(Stored data)
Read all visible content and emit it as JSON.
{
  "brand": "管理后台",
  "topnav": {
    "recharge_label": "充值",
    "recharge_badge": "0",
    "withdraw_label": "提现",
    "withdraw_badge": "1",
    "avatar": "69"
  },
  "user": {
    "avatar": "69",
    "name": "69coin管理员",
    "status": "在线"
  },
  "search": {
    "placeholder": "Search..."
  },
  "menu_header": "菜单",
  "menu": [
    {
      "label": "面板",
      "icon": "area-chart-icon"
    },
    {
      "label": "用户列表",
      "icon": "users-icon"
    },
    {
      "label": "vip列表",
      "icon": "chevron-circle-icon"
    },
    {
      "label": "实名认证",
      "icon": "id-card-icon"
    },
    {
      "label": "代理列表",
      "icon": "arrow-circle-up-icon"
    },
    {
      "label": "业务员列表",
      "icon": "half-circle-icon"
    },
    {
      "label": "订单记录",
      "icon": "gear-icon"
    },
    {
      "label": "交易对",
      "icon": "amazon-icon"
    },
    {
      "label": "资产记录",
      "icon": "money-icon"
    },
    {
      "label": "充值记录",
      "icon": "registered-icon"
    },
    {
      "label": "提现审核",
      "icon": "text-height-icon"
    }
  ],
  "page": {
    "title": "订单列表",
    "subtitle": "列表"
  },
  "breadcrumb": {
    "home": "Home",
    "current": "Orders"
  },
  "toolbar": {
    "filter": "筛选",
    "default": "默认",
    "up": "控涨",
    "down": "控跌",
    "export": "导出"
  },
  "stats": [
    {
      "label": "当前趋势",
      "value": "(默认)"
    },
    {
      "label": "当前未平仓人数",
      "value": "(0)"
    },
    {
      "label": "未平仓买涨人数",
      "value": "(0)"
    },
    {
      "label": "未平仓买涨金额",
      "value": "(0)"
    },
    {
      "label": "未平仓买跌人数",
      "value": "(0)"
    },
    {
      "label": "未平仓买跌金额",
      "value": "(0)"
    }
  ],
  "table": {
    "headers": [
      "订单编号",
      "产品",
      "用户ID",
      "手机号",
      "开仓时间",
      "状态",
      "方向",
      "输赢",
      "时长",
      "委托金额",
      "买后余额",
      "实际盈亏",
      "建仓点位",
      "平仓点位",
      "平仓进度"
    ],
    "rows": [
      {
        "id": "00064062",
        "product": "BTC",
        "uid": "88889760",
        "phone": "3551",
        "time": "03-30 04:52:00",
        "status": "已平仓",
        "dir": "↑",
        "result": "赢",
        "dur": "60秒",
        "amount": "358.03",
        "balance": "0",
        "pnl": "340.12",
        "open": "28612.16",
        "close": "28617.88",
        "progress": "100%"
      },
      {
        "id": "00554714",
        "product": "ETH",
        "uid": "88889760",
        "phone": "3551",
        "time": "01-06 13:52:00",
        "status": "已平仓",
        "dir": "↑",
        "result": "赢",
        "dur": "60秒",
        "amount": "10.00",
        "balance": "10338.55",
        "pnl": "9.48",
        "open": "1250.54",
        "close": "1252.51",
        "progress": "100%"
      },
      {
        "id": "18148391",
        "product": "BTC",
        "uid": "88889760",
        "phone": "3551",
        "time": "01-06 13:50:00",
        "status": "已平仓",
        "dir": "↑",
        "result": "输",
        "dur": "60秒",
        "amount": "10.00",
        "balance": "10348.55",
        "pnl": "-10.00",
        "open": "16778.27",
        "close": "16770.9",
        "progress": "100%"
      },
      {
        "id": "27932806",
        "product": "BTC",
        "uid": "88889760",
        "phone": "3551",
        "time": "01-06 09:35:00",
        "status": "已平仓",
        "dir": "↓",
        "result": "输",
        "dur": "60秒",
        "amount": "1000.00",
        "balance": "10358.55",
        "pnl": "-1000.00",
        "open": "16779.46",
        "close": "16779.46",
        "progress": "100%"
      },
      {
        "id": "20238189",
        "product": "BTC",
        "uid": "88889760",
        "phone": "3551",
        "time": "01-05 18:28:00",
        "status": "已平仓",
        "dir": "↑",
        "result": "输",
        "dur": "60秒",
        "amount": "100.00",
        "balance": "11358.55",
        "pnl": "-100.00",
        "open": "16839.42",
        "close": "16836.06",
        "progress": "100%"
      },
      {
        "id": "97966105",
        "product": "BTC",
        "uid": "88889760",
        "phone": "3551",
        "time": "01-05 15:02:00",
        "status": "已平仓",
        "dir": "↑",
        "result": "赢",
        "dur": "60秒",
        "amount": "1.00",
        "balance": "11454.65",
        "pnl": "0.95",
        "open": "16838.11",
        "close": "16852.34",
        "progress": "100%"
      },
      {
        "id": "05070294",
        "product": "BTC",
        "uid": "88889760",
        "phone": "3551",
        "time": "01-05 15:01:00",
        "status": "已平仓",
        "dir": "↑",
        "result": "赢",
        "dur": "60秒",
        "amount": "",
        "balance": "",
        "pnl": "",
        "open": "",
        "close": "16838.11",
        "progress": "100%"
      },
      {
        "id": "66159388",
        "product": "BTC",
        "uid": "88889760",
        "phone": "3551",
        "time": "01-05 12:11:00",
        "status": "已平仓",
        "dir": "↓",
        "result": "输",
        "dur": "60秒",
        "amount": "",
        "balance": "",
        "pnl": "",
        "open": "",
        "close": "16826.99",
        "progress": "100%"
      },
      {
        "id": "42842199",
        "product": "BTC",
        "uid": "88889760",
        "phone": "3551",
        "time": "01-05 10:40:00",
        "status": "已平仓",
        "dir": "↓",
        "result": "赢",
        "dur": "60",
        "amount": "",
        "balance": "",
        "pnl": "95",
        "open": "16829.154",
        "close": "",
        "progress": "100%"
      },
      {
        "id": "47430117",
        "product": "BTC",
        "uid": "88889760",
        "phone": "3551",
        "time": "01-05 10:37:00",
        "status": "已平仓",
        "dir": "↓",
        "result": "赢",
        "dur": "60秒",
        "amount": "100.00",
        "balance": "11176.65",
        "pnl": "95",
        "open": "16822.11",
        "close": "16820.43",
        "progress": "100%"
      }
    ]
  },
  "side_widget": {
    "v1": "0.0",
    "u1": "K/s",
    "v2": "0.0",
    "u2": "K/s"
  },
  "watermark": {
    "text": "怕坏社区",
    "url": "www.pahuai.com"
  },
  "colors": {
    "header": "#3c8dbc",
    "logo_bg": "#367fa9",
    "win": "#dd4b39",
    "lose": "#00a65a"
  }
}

◆ Work to be completed
Hand back the material above in full, exactly as written.

◆ Worked solution
Read all visible content and emit it as JSON.
{
  "brand": "管理后台",
  "topnav": {
    "recharge_label": "充值",
    "recharge_badge": "0",
    "withdraw_label": "提现",
    "withdraw_badge": "1",
    "avatar": "69"
  },
  "user": {
    "avatar": "69",
    "name": "69coin管理员",
    "status": "在线"
  },
  "search": {
    "placeholder": "Search..."
  },
  "menu_header": "菜单",
  "menu": [
    {
      "label": "面板",
      "icon": "area-chart-icon"
    },
    {
      "label": "用户列表",
      "icon": "users-icon"
    },
    {
      "label": "vip列表",
      "icon": "chevron-circle-icon"
    },
    {
      "label": "实名认证",
      "icon": "id-card-icon"
    },
    {
      "label": "代理列表",
      "icon": "arrow-circle-up-icon"
    },
    {
      "label": "业务员列表",
      "icon": "half-circle-icon"
    },
    {
      "label": "订单记录",
      "icon": "gear-icon"
    },
    {
      "label": "交易对",
      "icon": "amazon-icon"
    },
    {
      "label": "资产记录",
      "icon": "money-icon"
    },
    {
      "label": "充值记录",
      "icon": "registered-icon"
    },
    {
      "label": "提现审核",
      "icon": "text-height-icon"
    }
  ],
  "page": {
    "title": "订单列表",
    "subtitle": "列表"
  },
  "breadcrumb": {
    "home": "Home",
    "current": "Orders"
  },
  "toolbar": {
    "filter": "筛选",
    "default": "默认",
    "up": "控涨",
    "down": "控跌",
    "export": "导出"
  },
  "stats": [
    {
      "label": "当前趋势",
      "value": "(默认)"
    },
    {
      "label": "当前未平仓人数",
      "value": "(0)"
    },
    {
      "label": "未平仓买涨人数",
      "value": "(0)"
    },
    {
      "label": "未平仓买涨金额",
      "value": "(0)"
    },
    {
      "label": "未平仓买跌人数",
      "value": "(0)"
    },
    {
      "label": "未平仓买跌金额",
      "value": "(0)"
    }
  ],
  "table": {
    "headers": [
      "订单编号",
      "产品",
      "用户ID",
      "手机号",
      "开仓时间",
      "状态",
      "方向",
      "输赢",
      "时长",
      "委托金额",
      "买后余额",
      "实际盈亏",
      "建仓点位",
      "平仓点位",
      "平仓进度"
    ],
    "rows": [
      {
        "id": "00064062",
        "product": "BTC",
        "uid": "88889760",
        "phone": "3551",
        "time": "03-30 04:52:00",
        "status": "已平仓",
        "dir": "↑",
        "result": "赢",
        "dur": "60秒",
        "amount": "358.03",
        "balance": "0",
        "pnl": "340.12",
        "open": "28612.16",
        "close": "28617.88",
        "progress": "100%"
      },
      {
        "id": "00554714",
        "product": "ETH",
        "uid": "88889760",
        "phone": "3551",
        "time": "01-06 13:52:00",
        "status": "已平仓",
        "dir": "↑",
        "result": "赢",
        "dur": "60秒",
        "amount": "10.00",
        "balance": "10338.55",
        "pnl": "9.48",
        "open": "1250.54",
        "close": "1252.51",
        "progress": "100%"
      },
      {
        "id": "18148391",
        "product": "BTC",
        "uid": "88889760",
        "phone": "3551",
        "time": "01-06 13:50:00",
        "status": "已平仓",
        "dir": "↑",
        "result": "输",
        "dur": "60秒",
        "amount": "10.00",
        "balance": "10348.55",
        "pnl": "-10.00",
        "open": "16778.27",
        "close": "16770.9",
        "progress": "100%"
      },
      {
        "id": "27932806",
        "product": "BTC",
        "uid": "88889760",
        "phone": "3551",
        "time": "01-06 09:35:00",
        "status": "已平仓",
        "dir": "↓",
        "result": "输",
        "dur": "60秒",
        "amount": "1000.00",
        "balance": "10358.55",
        "pnl": "-1000.00",
        "open": "16779.46",
        "close": "16779.46",
        "progress": "100%"
      },
      {
        "id": "20238189",
        "product": "BTC",
        "uid": "88889760",
        "phone": "3551",
        "time": "01-05 18:28:00",
        "status": "已平仓",
        "dir": "↑",
        "result": "输",
        "dur": "60秒",
        "amount": "100.00",
        "balance": "11358.55",
        "pnl": "-100.00",
        "open": "16839.42",
        "close": "16836.06",
        "progress": "100%"
      },
      {
        "id": "97966105",
        "product": "BTC",
        "uid": "88889760",
        "phone": "3551",
        "time": "01-05 15:02:00",
        "status": "已平仓",
        "dir": "↑",
        "result": "赢",
        "dur": "60秒",
        "amount": "1.00",
        "balance": "11454.65",
        "pnl": "0.95",
        "open": "16838.11",
        "close": "16852.34",
        "progress": "100%"
      },
      {
        "id": "05070294",
        "product": "BTC",
        "uid": "88889760",
        "phone": "3551",
        "time": "01-05 15:01:00",
        "status": "已平仓",
        "dir": "↑",
        "result": "赢",
        "dur": "60秒",
        "amount": "",
        "balance": "",
        "pnl": "",
        "open": "",
        "close": "16838.11",
        "progress": "100%"
      },
      {
        "id": "66159388",
        "product": "BTC",
        "uid": "88889760",
        "phone": "3551",
        "time": "01-05 12:11:00",
        "status": "已平仓",
        "dir": "↓",
        "result": "输",
        "dur": "60秒",
        "amount": "",
        "balance": "",
        "pnl": "",
        "open": "",
        "close": "16826.99",
        "progress": "100%"
      },
      {
        "id": "42842199",
        "product": "BTC",
        "uid": "88889760",
        "phone": "3551",
        "time": "01-05 10:40:00",
        "status": "已平仓",
        "dir": "↓",
        "result": "赢",
        "dur": "60",
        "amount": "",
        "balance": "",
        "pnl": "95",
        "open": "16829.154",
        "close": "",
        "progress": "100%"
      },
      {
        "id": "47430117",
        "product": "BTC",
        "uid": "88889760",
        "phone": "3551",
        "time": "01-05 10:37:00",
        "status": "已平仓",
        "dir": "↓",
        "result": "赢",
        "dur": "60秒",
        "amount": "100.00",
        "balance": "11176.65",
        "pnl": "95",
        "open": "16822.11",
        "close": "16820.43",
        "progress": "100%"
      }
    ]
  },
  "side_widget": {
    "v1": "0.0",
    "u1": "K/s",
    "v2": "0.0",
    "u2": "K/s"
  },
  "watermark": {
    "text": "怕坏社区",
    "url": "www.pahuai.com"
  },
  "colors": {
    "header": "#3c8dbc",
    "logo_bg": "#367fa9",
    "win": "#dd4b39",
    "lose": "#00a65a"
  }
}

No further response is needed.